(Challenge): Write out all of the data without omission, exactly as shown.

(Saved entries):
----------

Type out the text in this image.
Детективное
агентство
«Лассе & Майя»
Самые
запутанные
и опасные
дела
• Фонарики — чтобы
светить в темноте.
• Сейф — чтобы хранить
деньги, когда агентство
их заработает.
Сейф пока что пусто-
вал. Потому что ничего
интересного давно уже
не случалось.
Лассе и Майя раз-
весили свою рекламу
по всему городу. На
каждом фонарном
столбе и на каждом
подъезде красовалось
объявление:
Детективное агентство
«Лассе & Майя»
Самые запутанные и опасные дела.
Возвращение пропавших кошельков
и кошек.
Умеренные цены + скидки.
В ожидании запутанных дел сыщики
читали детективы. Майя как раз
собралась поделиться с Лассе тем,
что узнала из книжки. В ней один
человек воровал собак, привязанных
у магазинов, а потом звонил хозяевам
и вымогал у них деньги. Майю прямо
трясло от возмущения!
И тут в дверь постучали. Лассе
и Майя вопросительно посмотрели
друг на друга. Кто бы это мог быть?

----------

(Solution to this task):
Type out the text in this image.
Детективное
агентство
«Лассе & Майя»
Самые
запутанные
и опасные
дела
• Фонарики — чтобы
светить в темноте.
• Сейф — чтобы хранить
деньги, когда агентство
их заработает.
Сейф пока что пусто-
вал. Потому что ничего
интересного давно уже
не случалось.
Лассе и Майя раз-
весили свою рекламу
по всему городу. На
каждом фонарном
столбе и на каждом
подъезде красовалось
объявление:
Детективное агентство
«Лассе & Майя»
Самые запутанные и опасные дела.
Возвращение пропавших кошельков
и кошек.
Умеренные цены + скидки.
В ожидании запутанных дел сыщики
читали детективы. Майя как раз
собралась поделиться с Лассе тем,
что узнала из книжки. В ней один
человек воровал собак, привязанных
у магазинов, а потом звонил хозяевам
и вымогал у них деньги. Майю прямо
трясло от возмущения!
И тут в дверь постучали. Лассе
и Майя вопросительно посмотрели
друг на друга. Кто бы это мог быть?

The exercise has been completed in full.